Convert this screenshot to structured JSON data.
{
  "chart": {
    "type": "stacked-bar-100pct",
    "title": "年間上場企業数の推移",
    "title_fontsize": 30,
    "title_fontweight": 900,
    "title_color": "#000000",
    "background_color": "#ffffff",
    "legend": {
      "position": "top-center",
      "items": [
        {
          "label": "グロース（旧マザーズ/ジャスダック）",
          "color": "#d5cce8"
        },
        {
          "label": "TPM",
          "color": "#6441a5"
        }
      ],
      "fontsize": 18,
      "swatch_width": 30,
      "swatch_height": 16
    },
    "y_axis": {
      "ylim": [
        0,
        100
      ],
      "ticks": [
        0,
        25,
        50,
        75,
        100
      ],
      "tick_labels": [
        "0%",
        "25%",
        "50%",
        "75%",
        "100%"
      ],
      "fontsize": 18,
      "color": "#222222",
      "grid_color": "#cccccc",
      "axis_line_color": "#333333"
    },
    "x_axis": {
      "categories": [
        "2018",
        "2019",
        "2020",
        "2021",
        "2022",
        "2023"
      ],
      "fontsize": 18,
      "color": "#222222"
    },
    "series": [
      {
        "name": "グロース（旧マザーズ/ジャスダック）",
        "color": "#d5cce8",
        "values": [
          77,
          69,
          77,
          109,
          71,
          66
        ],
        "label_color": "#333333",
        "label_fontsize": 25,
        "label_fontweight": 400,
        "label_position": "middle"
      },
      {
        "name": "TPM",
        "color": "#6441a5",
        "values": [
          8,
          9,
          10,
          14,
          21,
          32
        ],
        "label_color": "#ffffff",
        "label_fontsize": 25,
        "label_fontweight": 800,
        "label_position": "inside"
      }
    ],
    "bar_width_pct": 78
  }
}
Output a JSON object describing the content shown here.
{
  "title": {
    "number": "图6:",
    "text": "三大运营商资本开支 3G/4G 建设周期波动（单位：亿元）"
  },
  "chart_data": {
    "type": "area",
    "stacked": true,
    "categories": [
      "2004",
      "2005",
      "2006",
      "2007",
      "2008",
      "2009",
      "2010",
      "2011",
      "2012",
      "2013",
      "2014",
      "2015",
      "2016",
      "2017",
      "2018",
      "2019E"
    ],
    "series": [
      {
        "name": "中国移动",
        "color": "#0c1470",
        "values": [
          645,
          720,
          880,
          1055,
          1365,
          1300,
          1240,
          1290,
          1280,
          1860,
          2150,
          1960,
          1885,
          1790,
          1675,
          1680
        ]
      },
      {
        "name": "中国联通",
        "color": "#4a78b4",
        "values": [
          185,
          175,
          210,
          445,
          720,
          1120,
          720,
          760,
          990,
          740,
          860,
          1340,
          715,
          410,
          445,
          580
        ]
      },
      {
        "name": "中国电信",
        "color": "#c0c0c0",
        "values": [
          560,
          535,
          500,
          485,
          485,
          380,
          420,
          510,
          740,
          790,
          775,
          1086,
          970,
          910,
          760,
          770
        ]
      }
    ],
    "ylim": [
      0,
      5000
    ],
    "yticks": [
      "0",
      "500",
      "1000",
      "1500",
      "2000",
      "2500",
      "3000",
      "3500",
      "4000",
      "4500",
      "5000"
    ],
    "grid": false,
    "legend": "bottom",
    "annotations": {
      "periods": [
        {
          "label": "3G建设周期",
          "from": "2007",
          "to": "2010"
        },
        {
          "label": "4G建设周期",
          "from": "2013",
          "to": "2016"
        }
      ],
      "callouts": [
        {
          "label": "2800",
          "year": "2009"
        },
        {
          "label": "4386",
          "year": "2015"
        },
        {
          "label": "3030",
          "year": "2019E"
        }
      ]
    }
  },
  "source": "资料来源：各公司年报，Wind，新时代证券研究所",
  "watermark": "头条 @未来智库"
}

────────────────────────────────────────

Brief >> Give all the records again. Match them exactly.

Problem solution >>
Convert this screenshot to structured JSON data.
{
  "chart": {
    "type": "stacked-bar-100pct",
    "title": "年間上場企業数の推移",
    "title_fontsize": 30,
    "title_fontweight": 900,
    "title_color": "#000000",
    "background_color": "#ffffff",
    "legend": {
      "position": "top-center",
      "items": [
        {
          "label": "グロース（旧マザーズ/ジャスダック）",
          "color": "#d5cce8"
        },
        {
          "label": "TPM",
          "color": "#6441a5"
        }
      ],
      "fontsize": 18,
      "swatch_width": 30,
      "swatch_height": 16
    },
    "y_axis": {
      "ylim": [
        0,
        100
      ],
      "ticks": [
        0,
        25,
        50,
        75,
        100
      ],
      "tick_labels": [
        "0%",
        "25%",
        "50%",
        "75%",
        "100%"
      ],
      "fontsize": 18,
      "color": "#222222",
      "grid_color": "#cccccc",
      "axis_line_color": "#333333"
    },
    "x_axis": {
      "categories": [
        "2018",
        "2019",
        "2020",
        "2021",
        "2022",
        "2023"
      ],
      "fontsize": 18,
      "color": "#222222"
    },
    "series": [
      {
        "name": "グロース（旧マザーズ/ジャスダック）",
        "color": "#d5cce8",
        "values": [
          77,
          69,
          77,
          109,
          71,
          66
        ],
        "label_color": "#333333",
        "label_fontsize": 25,
        "label_fontweight": 400,
        "label_position": "middle"
      },
      {
        "name": "TPM",
        "color": "#6441a5",
        "values": [
          8,
          9,
          10,
          14,
          21,
          32
        ],
        "label_color": "#ffffff",
        "label_fontsize": 25,
        "label_fontweight": 800,
        "label_position": "inside"
      }
    ],
    "bar_width_pct": 78
  }
}
Output a JSON object describing the content shown here.
{
  "title": {
    "number": "图6:",
    "text": "三大运营商资本开支 3G/4G 建设周期波动（单位：亿元）"
  },
  "chart_data": {
    "type": "area",
    "stacked": true,
    "categories": [
      "2004",
      "2005",
      "2006",
      "2007",
      "2008",
      "2009",
      "2010",
      "2011",
      "2012",
      "2013",
      "2014",
      "2015",
      "2016",
      "2017",
      "2018",
      "2019E"
    ],
    "series": [
      {
        "name": "中国移动",
        "color": "#0c1470",
        "values": [
          645,
          720,
          880,
          1055,
          1365,
          1300,
          1240,
          1290,
          1280,
          1860,
          2150,
          1960,
          1885,
          1790,
          1675,
          1680
        ]
      },
      {
        "name": "中国联通",
        "color": "#4a78b4",
        "values": [
          185,
          175,
          210,
          445,
          720,
          1120,
          720,
          760,
          990,
          740,
          860,
          1340,
          715,
          410,
          445,
          580
        ]
      },
      {
        "name": "中国电信",
        "color": "#c0c0c0",
        "values": [
          560,
          535,
          500,
          485,
          485,
          380,
          420,
          510,
          740,
          790,
          775,
          1086,
          970,
          910,
          760,
          770
        ]
      }
    ],
    "ylim": [
      0,
      5000
    ],
    "yticks": [
      "0",
      "500",
      "1000",
      "1500",
      "2000",
      "2500",
      "3000",
      "3500",
      "4000",
      "4500",
      "5000"
    ],
    "grid": false,
    "legend": "bottom",
    "annotations": {
      "periods": [
        {
          "label": "3G建设周期",
          "from": "2007",
          "to": "2010"
        },
        {
          "label": "4G建设周期",
          "from": "2013",
          "to": "2016"
        }
      ],
      "callouts": [
        {
          "label": "2800",
          "year": "2009"
        },
        {
          "label": "4386",
          "year": "2015"
        },
        {
          "label": "3030",
          "year": "2019E"
        }
      ]
    }
  },
  "source": "资料来源：各公司年报，Wind，新时代证券研究所",
  "watermark": "头条 @未来智库"
}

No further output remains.